### Task instructions
Copy out each line exactly; pictures stay out of the copy.

Dataset items
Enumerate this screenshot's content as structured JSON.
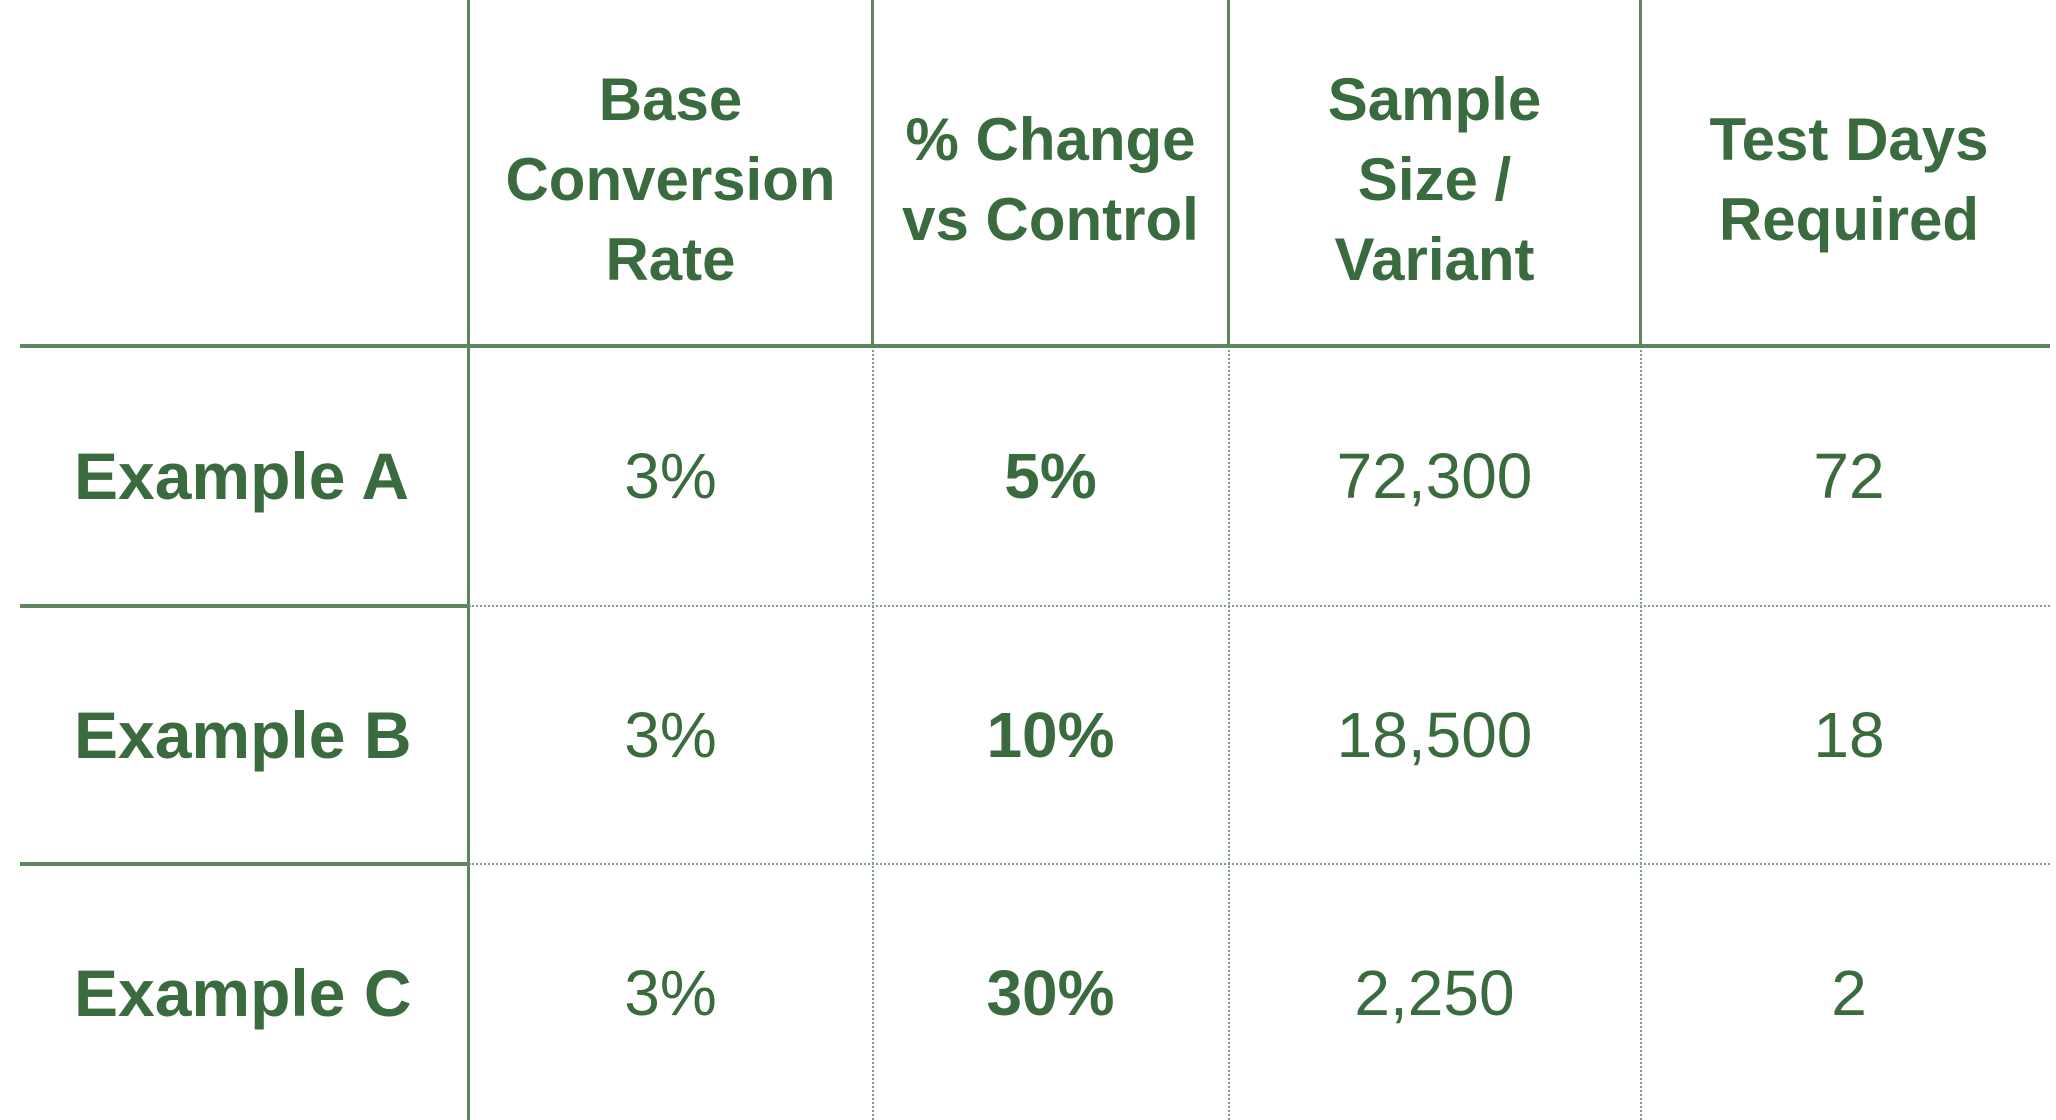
{
  "table": {
    "columns": [
      "",
      "Base\nConversion\nRate",
      "% Change\nvs Control",
      "Sample\nSize /\nVariant",
      "Test Days\nRequired"
    ],
    "rows": [
      {
        "label": "Example A",
        "cells": [
          "3%",
          "5%",
          "72,300",
          "72"
        ]
      },
      {
        "label": "Example B",
        "cells": [
          "3%",
          "10%",
          "18,500",
          "18"
        ]
      },
      {
        "label": "Example C",
        "cells": [
          "3%",
          "30%",
          "2,250",
          "2"
        ]
      }
    ],
    "bold_column_index": 1
  },
  "colors": {
    "text": "#3a6b3e",
    "rule": "#5c8560"
  }
}
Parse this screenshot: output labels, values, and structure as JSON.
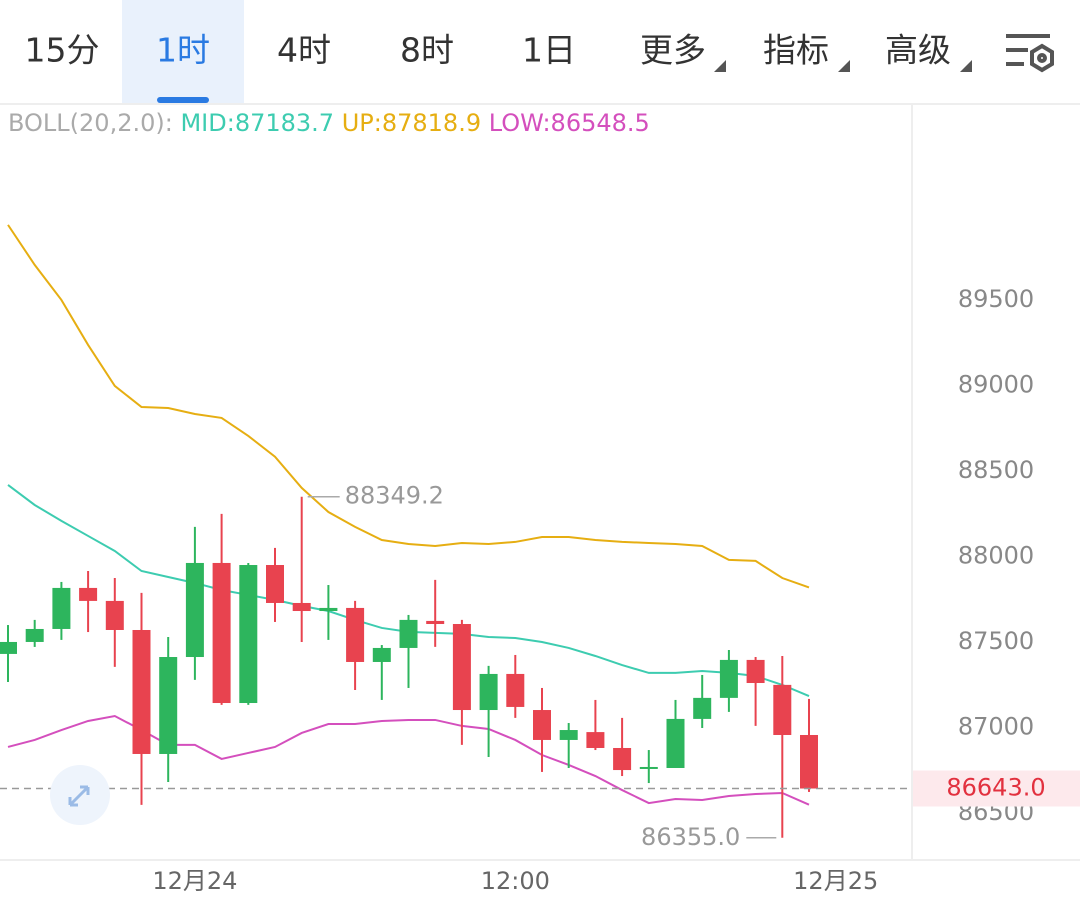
{
  "tabs": [
    "15分",
    "1时",
    "4时",
    "8时",
    "1日",
    "更多",
    "指标",
    "高级"
  ],
  "chart_data": {
    "type": "candlestick",
    "indicator_label": "BOLL(20,2.0):",
    "categories": [
      null,
      null,
      null,
      null,
      null,
      null,
      null,
      "12月24",
      null,
      null,
      null,
      null,
      null,
      null,
      null,
      null,
      null,
      null,
      null,
      "12:00",
      null,
      null,
      null,
      null,
      null,
      null,
      null,
      null,
      null,
      null,
      null,
      "12月25"
    ],
    "open": [
      87430,
      87500,
      87576,
      87816,
      87740,
      87570,
      86845,
      87412,
      87962,
      87143,
      87950,
      87728,
      87681,
      87699,
      87383,
      87465,
      87623,
      87605,
      87102,
      87313,
      87102,
      86927,
      86973,
      86880,
      86763,
      86763,
      87050,
      87173,
      87395,
      87249,
      86956,
      null
    ],
    "high": [
      87599,
      87629,
      87851,
      87915,
      87874,
      87787,
      87529,
      88173,
      88249,
      87962,
      88050,
      88349.2,
      87833,
      87740,
      87482,
      87658,
      87863,
      87629,
      87360,
      87424,
      87231,
      87026,
      87161,
      87056,
      86868,
      87161,
      87307,
      87453,
      87412,
      87418,
      87167,
      null
    ],
    "low": [
      87266,
      87471,
      87512,
      87558,
      87354,
      86547,
      86681,
      87278,
      87132,
      87132,
      87617,
      87500,
      87512,
      87219,
      87161,
      87231,
      87471,
      86898,
      86827,
      87056,
      86740,
      86763,
      86868,
      86716,
      86675,
      86763,
      86997,
      87091,
      87009,
      86355,
      86623,
      null
    ],
    "close": [
      87500,
      87576,
      87816,
      87740,
      87570,
      86845,
      87412,
      87962,
      87143,
      87950,
      87728,
      87681,
      87699,
      87383,
      87465,
      87629,
      87605,
      87102,
      87313,
      87120,
      86927,
      86985,
      86880,
      86751,
      86769,
      87050,
      87173,
      87395,
      87260,
      86956,
      86643.0,
      null
    ],
    "up_color": "#2db55d",
    "down_color": "#e8434f",
    "series": [
      {
        "name": "MID:87183.7",
        "color": "#3dccb0",
        "values": [
          88418,
          88301,
          88208,
          88120,
          88032,
          87915,
          87880,
          87845,
          87804,
          87775,
          87746,
          87711,
          87681,
          87629,
          87582,
          87559,
          87553,
          87547,
          87529,
          87523,
          87500,
          87465,
          87418,
          87365,
          87319,
          87319,
          87330,
          87319,
          87301,
          87249,
          87183.7,
          null
        ]
      },
      {
        "name": "UP:87818.9",
        "color": "#e6ae12",
        "values": [
          89939,
          89705,
          89500,
          89237,
          88997,
          88874,
          88868,
          88833,
          88810,
          88705,
          88583,
          88401,
          88260,
          88173,
          88096,
          88073,
          88061,
          88079,
          88073,
          88085,
          88114,
          88114,
          88096,
          88085,
          88079,
          88073,
          88061,
          87980,
          87974,
          87874,
          87818.9,
          null
        ]
      },
      {
        "name": "LOW:86548.5",
        "color": "#d44fbd",
        "values": [
          86886,
          86927,
          86985,
          87038,
          87067,
          86985,
          86898,
          86898,
          86816,
          86851,
          86886,
          86968,
          87020,
          87020,
          87038,
          87044,
          87044,
          87009,
          86991,
          86927,
          86839,
          86781,
          86716,
          86634,
          86558,
          86582,
          86576,
          86599,
          86611,
          86617,
          86548.5,
          null
        ]
      }
    ],
    "ylim": [
      86225,
      90640
    ],
    "yticks": [
      86500,
      87000,
      87500,
      88000,
      88500,
      89000,
      89500
    ],
    "grid": false,
    "max_label": "88349.2",
    "min_label": "86355.0",
    "last_price": {
      "value": 86643.0,
      "label": "86643.0"
    }
  }
}
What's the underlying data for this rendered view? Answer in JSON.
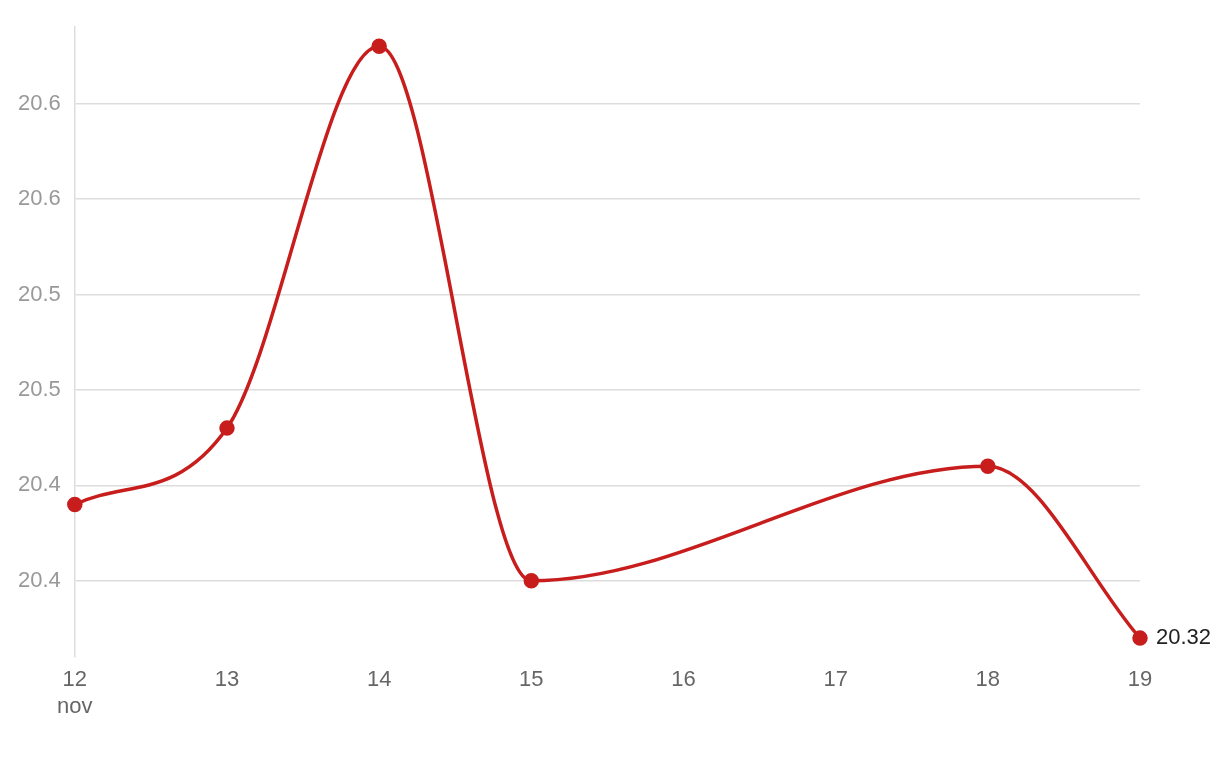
{
  "chart_data": {
    "type": "line",
    "x": [
      12,
      13,
      14,
      15,
      18,
      19
    ],
    "series": [
      {
        "color": "#c71e1d",
        "values": [
          20.39,
          20.43,
          20.63,
          20.35,
          20.41,
          20.32
        ],
        "value_labels": [
          null,
          null,
          null,
          null,
          null,
          "20.32"
        ]
      }
    ],
    "xlim": [
      12,
      19
    ],
    "xticks": [
      {
        "value": 12,
        "label": "12\nnov"
      },
      13,
      14,
      15,
      16,
      17,
      18,
      19
    ],
    "yticks": [
      {
        "value": 20.35,
        "label": "20.4"
      },
      {
        "value": 20.4,
        "label": "20.4"
      },
      {
        "value": 20.45,
        "label": "20.5"
      },
      {
        "value": 20.5,
        "label": "20.5"
      },
      {
        "value": 20.55,
        "label": "20.6"
      },
      {
        "value": 20.6,
        "label": "20.6"
      }
    ],
    "ylim": [
      20.31,
      20.64
    ],
    "grid": "y",
    "marker": "circle",
    "line_style": "solid",
    "legend": false
  }
}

### Task output
Enumerate this screenshot's content as structured JSON.
{
  "table": {
    "columns": [
      "",
      "Base\nConversion\nRate",
      "% Change\nvs Control",
      "Sample\nSize /\nVariant",
      "Test Days\nRequired"
    ],
    "rows": [
      {
        "label": "Example A",
        "cells": [
          "3%",
          "5%",
          "72,300",
          "72"
        ]
      },
      {
        "label": "Example B",
        "cells": [
          "3%",
          "10%",
          "18,500",
          "18"
        ]
      },
      {
        "label": "Example C",
        "cells": [
          "3%",
          "30%",
          "2,250",
          "2"
        ]
      }
    ],
    "bold_column_index": 1
  },
  "colors": {
    "text": "#3a6b3e",
    "rule": "#5c8560"
  }
}
Parse this screenshot: output labels, values, and structure as JSON.
{
  "tabs": [
    "15分",
    "1时",
    "4时",
    "8时",
    "1日",
    "更多",
    "指标",
    "高级"
  ],
  "chart_data": {
    "type": "candlestick",
    "indicator_label": "BOLL(20,2.0):",
    "categories": [
      null,
      null,
      null,
      null,
      null,
      null,
      null,
      "12月24",
      null,
      null,
      null,
      null,
      null,
      null,
      null,
      null,
      null,
      null,
      null,
      "12:00",
      null,
      null,
      null,
      null,
      null,
      null,
      null,
      null,
      null,
      null,
      null,
      "12月25"
    ],
    "open": [
      87430,
      87500,
      87576,
      87816,
      87740,
      87570,
      86845,
      87412,
      87962,
      87143,
      87950,
      87728,
      87681,
      87699,
      87383,
      87465,
      87623,
      87605,
      87102,
      87313,
      87102,
      86927,
      86973,
      86880,
      86763,
      86763,
      87050,
      87173,
      87395,
      87249,
      86956,
      null
    ],
    "high": [
      87599,
      87629,
      87851,
      87915,
      87874,
      87787,
      87529,
      88173,
      88249,
      87962,
      88050,
      88349.2,
      87833,
      87740,
      87482,
      87658,
      87863,
      87629,
      87360,
      87424,
      87231,
      87026,
      87161,
      87056,
      86868,
      87161,
      87307,
      87453,
      87412,
      87418,
      87167,
      null
    ],
    "low": [
      87266,
      87471,
      87512,
      87558,
      87354,
      86547,
      86681,
      87278,
      87132,
      87132,
      87617,
      87500,
      87512,
      87219,
      87161,
      87231,
      87471,
      86898,
      86827,
      87056,
      86740,
      86763,
      86868,
      86716,
      86675,
      86763,
      86997,
      87091,
      87009,
      86355,
      86623,
      null
    ],
    "close": [
      87500,
      87576,
      87816,
      87740,
      87570,
      86845,
      87412,
      87962,
      87143,
      87950,
      87728,
      87681,
      87699,
      87383,
      87465,
      87629,
      87605,
      87102,
      87313,
      87120,
      86927,
      86985,
      86880,
      86751,
      86769,
      87050,
      87173,
      87395,
      87260,
      86956,
      86643.0,
      null
    ],
    "up_color": "#2db55d",
    "down_color": "#e8434f",
    "series": [
      {
        "name": "MID:87183.7",
        "color": "#3dccb0",
        "values": [
          88418,
          88301,
          88208,
          88120,
          88032,
          87915,
          87880,
          87845,
          87804,
          87775,
          87746,
          87711,
          87681,
          87629,
          87582,
          87559,
          87553,
          87547,
          87529,
          87523,
          87500,
          87465,
          87418,
          87365,
          87319,
          87319,
          87330,
          87319,
          87301,
          87249,
          87183.7,
          null
        ]
      },
      {
        "name": "UP:87818.9",
        "color": "#e6ae12",
        "values": [
          89939,
          89705,
          89500,
          89237,
          88997,
          88874,
          88868,
          88833,
          88810,
          88705,
          88583,
          88401,
          88260,
          88173,
          88096,
          88073,
          88061,
          88079,
          88073,
          88085,
          88114,
          88114,
          88096,
          88085,
          88079,
          88073,
          88061,
          87980,
          87974,
          87874,
          87818.9,
          null
        ]
      },
      {
        "name": "LOW:86548.5",
        "color": "#d44fbd",
        "values": [
          86886,
          86927,
          86985,
          87038,
          87067,
          86985,
          86898,
          86898,
          86816,
          86851,
          86886,
          86968,
          87020,
          87020,
          87038,
          87044,
          87044,
          87009,
          86991,
          86927,
          86839,
          86781,
          86716,
          86634,
          86558,
          86582,
          86576,
          86599,
          86611,
          86617,
          86548.5,
          null
        ]
      }
    ],
    "ylim": [
      86225,
      90640
    ],
    "yticks": [
      86500,
      87000,
      87500,
      88000,
      88500,
      89000,
      89500
    ],
    "grid": false,
    "max_label": "88349.2",
    "min_label": "86355.0",
    "last_price": {
      "value": 86643.0,
      "label": "86643.0"
    }
  }
}
What's the underlying data for this rendered view? Answer in JSON.
{
  "chart_data": {
    "type": "line",
    "x": [
      12,
      13,
      14,
      15,
      18,
      19
    ],
    "series": [
      {
        "color": "#c71e1d",
        "values": [
          20.39,
          20.43,
          20.63,
          20.35,
          20.41,
          20.32
        ],
        "value_labels": [
          null,
          null,
          null,
          null,
          null,
          "20.32"
        ]
      }
    ],
    "xlim": [
      12,
      19
    ],
    "xticks": [
      {
        "value": 12,
        "label": "12\nnov"
      },
      13,
      14,
      15,
      16,
      17,
      18,
      19
    ],
    "yticks": [
      {
        "value": 20.35,
        "label": "20.4"
      },
      {
        "value": 20.4,
        "label": "20.4"
      },
      {
        "value": 20.45,
        "label": "20.5"
      },
      {
        "value": 20.5,
        "label": "20.5"
      },
      {
        "value": 20.55,
        "label": "20.6"
      },
      {
        "value": 20.6,
        "label": "20.6"
      }
    ],
    "ylim": [
      20.31,
      20.64
    ],
    "grid": "y",
    "marker": "circle",
    "line_style": "solid",
    "legend": false
  }
}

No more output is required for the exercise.